• [AIM OF THE EXERCISE] Check each line of the records for "OLIVIERS"; collect those that have it.

[begin SUPPLIED INFORMATION]

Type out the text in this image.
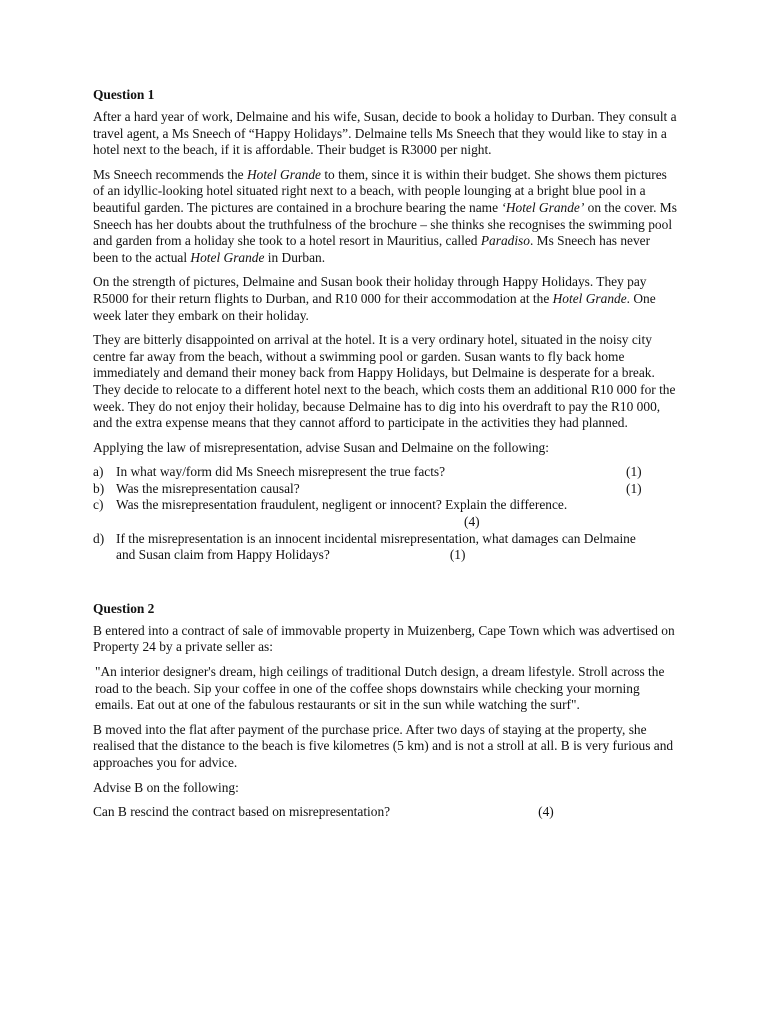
Question 1

After a hard year of work, Delmaine and his wife, Susan, decide to book a holiday to Durban. They consult a travel agent, a Ms Sneech of “Happy Holidays”. Delmaine tells Ms Sneech that they would like to stay in a hotel next to the beach, if it is affordable. Their budget is R3000 per night.

Ms Sneech recommends the Hotel Grande to them, since it is within their budget. She shows them pictures of an idyllic-looking hotel situated right next to a beach, with people lounging at a bright blue pool in a beautiful garden. The pictures are contained in a brochure bearing the name ‘Hotel Grande’ on the cover. Ms Sneech has her doubts about the truthfulness of the brochure – she thinks she recognises the swimming pool and garden from a holiday she took to a hotel resort in Mauritius, called Paradiso. Ms Sneech has never been to the actual Hotel Grande in Durban.

On the strength of pictures, Delmaine and Susan book their holiday through Happy Holidays. They pay R5000 for their return flights to Durban, and R10 000 for their accommodation at the Hotel Grande. One week later they embark on their holiday.

They are bitterly disappointed on arrival at the hotel. It is a very ordinary hotel, situated in the noisy city centre far away from the beach, without a swimming pool or garden. Susan wants to fly back home immediately and demand their money back from Happy Holidays, but Delmaine is desperate for a break. They decide to relocate to a different hotel next to the beach, which costs them an additional R10 000 for the week. They do not enjoy their holiday, because Delmaine has to dig into his overdraft to pay the R10 000, and the extra expense means that they cannot afford to participate in the activities they had planned.

Applying the law of misrepresentation, advise Susan and Delmaine on the following:

a) In what way/form did Ms Sneech misrepresent the true facts?	(1)
b) Was the misrepresentation causal?	(1)
c) Was the misrepresentation fraudulent, negligent or innocent? Explain the difference.
(4)
d) If the misrepresentation is an innocent incidental misrepresentation, what damages can Delmaine
and Susan claim from Happy Holidays?	(1)
Question 2

B entered into a contract of sale of immovable property in Muizenberg, Cape Town which was advertised on Property 24 by a private seller as:

"An interior designer's dream, high ceilings of traditional Dutch design, a dream lifestyle. Stroll across the road to the beach. Sip your coffee in one of the coffee shops downstairs while checking your morning emails. Eat out at one of the fabulous restaurants or sit in the sun while watching the surf".

B moved into the flat after payment of the purchase price. After two days of staying at the property, she realised that the distance to the beach is five kilometres (5 km) and is not a stroll at all. B is very furious and approaches you for advice.

Advise B on the following:

Can B rescind the contract based on misrepresentation?	(4)
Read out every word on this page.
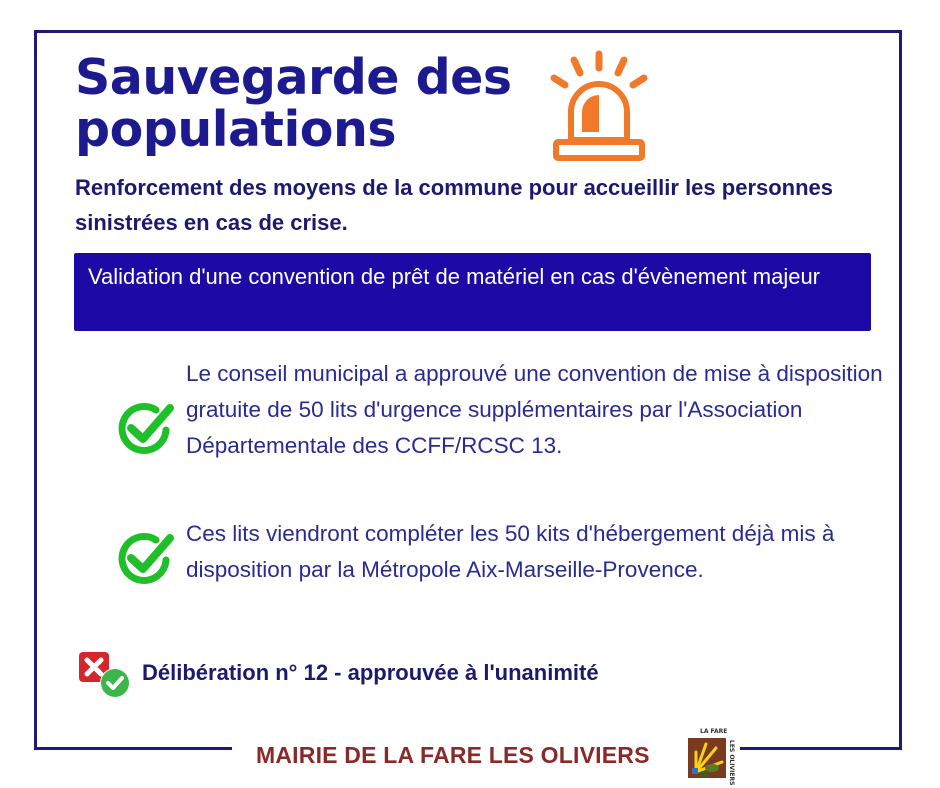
Sauvegarde des
populations

Renforcement des moyens de la commune pour accueillir les personnes sinistrées en cas de crise.

Validation d'une convention de prêt de matériel en cas d'évènement majeur

Le conseil municipal a approuvé une convention de mise à disposition gratuite de 50 lits d'urgence supplémentaires par l'Association Départementale des CCFF/RCSC 13.

Ces lits viendront compléter les 50 kits d'hébergement déjà mis à disposition par la Métropole Aix-Marseille-Provence.

Délibération n° 12 - approuvée à l'unanimité

MAIRIE DE LA FARE LES OLIVIERS

LA FARE
LES OLIVIERS
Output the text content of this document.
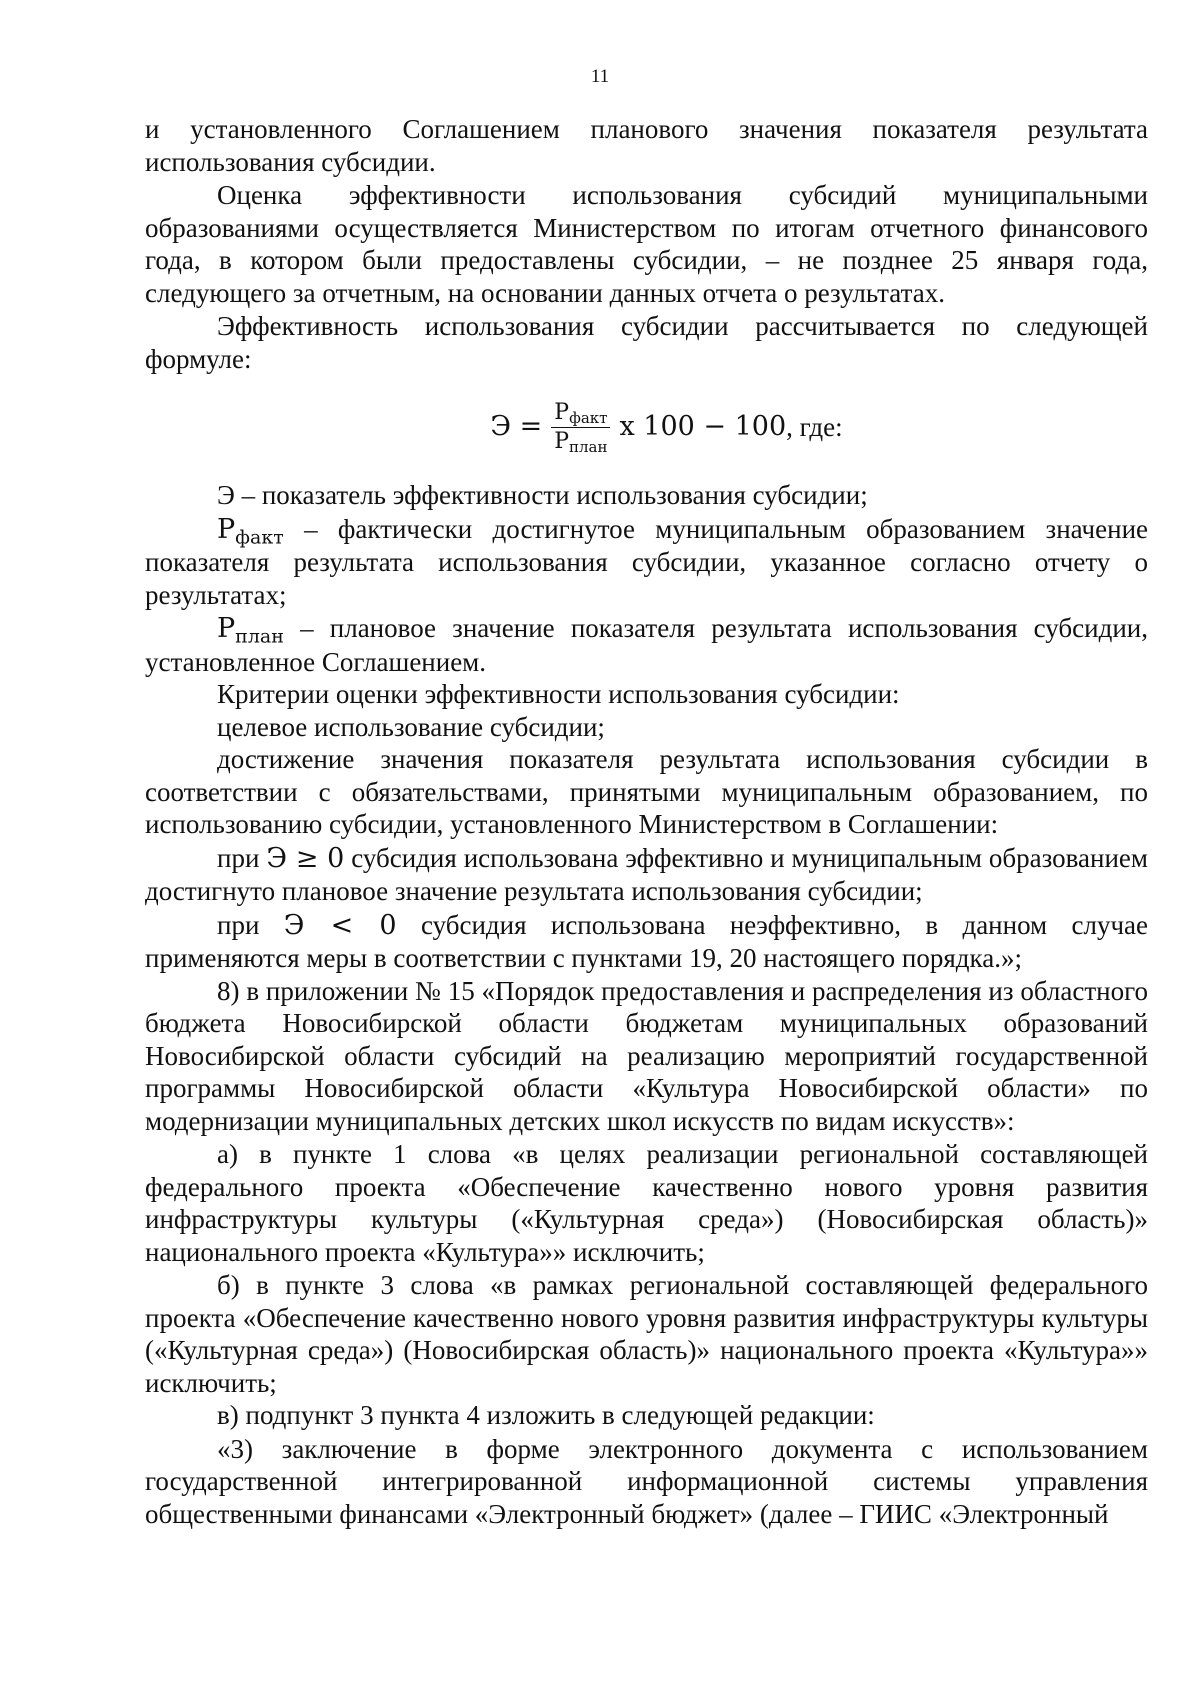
11

и установленного Соглашением планового значения показателя результата использования субсидии.

Оценка эффективности использования субсидий муниципальными образованиями осуществляется Министерством по итогам отчетного финансового года, в котором были предоставлены субсидии, – не позднее 25 января года, следующего за отчетным, на основании данных отчета о результатах.

Эффективность использования субсидии рассчитывается по следующей формуле:

$Э = \frac{Р_{факт}}{Р_{план}}$ х 100 − 100 , где:

Э – показатель эффективности использования субсидии;

$Р_{факт}$ – фактически достигнутое муниципальным образованием значение показателя результата использования субсидии, указанное согласно отчету о результатах;

$Р_{план}$ – плановое значение показателя результата использования субсидии, установленное Соглашением.

Критерии оценки эффективности использования субсидии:

целевое использование субсидии;

достижение значения показателя результата использования субсидии в соответствии с обязательствами, принятыми муниципальным образованием, по использованию субсидии, установленного Министерством в Соглашении:

при Э ≥ 0 субсидия использована эффективно и муниципальным образованием достигнуто плановое значение результата использования субсидии;

при Э < 0 субсидия использована неэффективно, в данном случае применяются меры в соответствии с пунктами 19, 20 настоящего порядка.»;

8) в приложении № 15 «Порядок предоставления и распределения из областного бюджета Новосибирской области бюджетам муниципальных образований Новосибирской области субсидий на реализацию мероприятий государственной программы Новосибирской области «Культура Новосибирской области» по модернизации муниципальных детских школ искусств по видам искусств»:

а) в пункте 1 слова «в целях реализации региональной составляющей федерального проекта «Обеспечение качественно нового уровня развития инфраструктуры культуры («Культурная среда») (Новосибирская область)» национального проекта «Культура»» исключить;

б) в пункте 3 слова «в рамках региональной составляющей федерального проекта «Обеспечение качественно нового уровня развития инфраструктуры культуры («Культурная среда») (Новосибирская область)» национального проекта «Культура»» исключить;

в) подпункт 3 пункта 4 изложить в следующей редакции:

«3) заключение в форме электронного документа с использованием государственной интегрированной информационной системы управления общественными финансами «Электронный бюджет» (далее – ГИИС «Электронный
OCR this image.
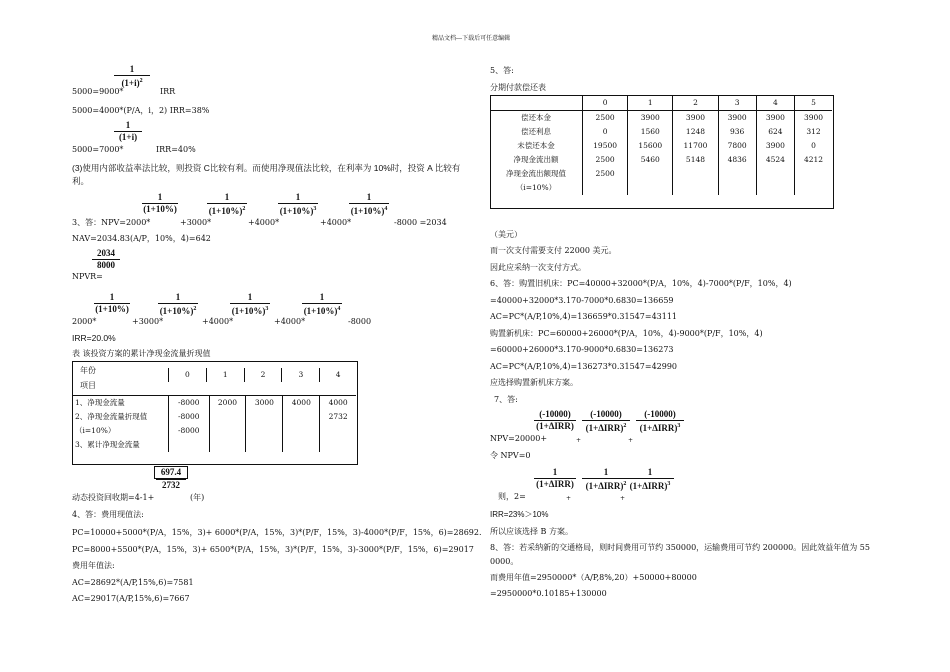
精品文档---下载后可任意编辑
1
$(1+i)^2$
5000=9000*	IRR
5000=4000*(P/A，i，2) IRR=38%
1
(1+i)
5000=7000*	IRR=40%
(3)使用内部收益率法比较，则投资 C比较有利。而使用净现值法比较，在利率为 10%时，投资 A 比较有
利。
1
(1+10%)
1
$(1+10\%)^2$
1
$(1+10\%)^3$
1
$(1+10\%)^4$
3、答：NPV=2000*	+3000*	+4000*	+4000*	-8000 =2034
NAV=2034.83(A/P，10%，4)=642
2034
8000
NPVR=
1
(1+10%)
1
$(1+10\%)^2$
1
$(1+10\%)^3$
1
$(1+10\%)^4$
2000*	+3000*	+4000*	+4000*	-8000
IRR=20.0%
表 该投资方案的累计净现金流量折现值
年份
项目
	0	1	2	3	4
1、净现金流量	-8000	2000	3000	4000	4000
2、净现金流量折现值	-8000				2732
（i=10%）	-8000				
3、累计净现金流量					
697.4
2732
动态投资回收期=4-1+	(年)
4、答：费用现值法:
PC=10000+5000*(P/A，15%，3)+ 6000*(P/A，15%，3)*(P/F，15%，3)-4000*(P/F，15%，6)=28692.
PC=8000+5500*(P/A，15%，3)+ 6500*(P/A，15%，3)*(P/F，15%，3)-3000*(P/F，15%，6)=29017
费用年值法:
AC=28692*(A/P,15%,6)=7581
AC=29017(A/P,15%,6)=7667
5、答:
分期付款偿还表
	0	1	2	3	4	5
偿还本金	2500	3900	3900	3900	3900	3900
偿还利息	0	1560	1248	936	624	312
未偿还本金	19500	15600	11700	7800	3900	0
净现金流出额	2500	5460	5148	4836	4524	4212
净现金流出额现值	2500					
（i=10%）						
（美元）
而一次支付需要支付 22000 美元。
因此应采纳一次支付方式。
6、答：购置旧机床：PC=40000+32000*(P/A，10%，4)-7000*(P/F，10%，4)
=40000+32000*3.170-7000*0.6830=136659
AC=PC*(A/P,10%,4)=136659*0.31547=43111
购置新机床：PC=60000+26000*(P/A，10%，4)-9000*(P/F，10%，4)
=60000+26000*3.170-9000*0.6830=136273
AC=PC*(A/P,10%,4)=136273*0.31547=42990
应选择购置新机床方案。
7、答:
(-10000)
(1+ΔIRR)
(-10000)
$(1+\Delta IRR)^2$
(-10000)
$(1+\Delta IRR)^3$
NPV=20000+	+	+
令 NPV=0
1
(1+ΔIRR)
1
$(1+\Delta IRR)^2$
1
$(1+\Delta IRR)^3$
则，2=	+	+
IRR=23%＞10%
所以应该选择 B 方案。
8、答：若采纳新的交通格局，则时间费用可节约 350000，运输费用可节约 200000。因此效益年值为 55
0000。
而费用年值=2950000*（A/P,8%,20）+50000+80000
=2950000*0.10185+130000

[end SUPPLIED INFORMATION]

• [EXERCISE SOLUTION]
MAIRIE DE LA FARE LES OLIVIERS
LES OLIVIERS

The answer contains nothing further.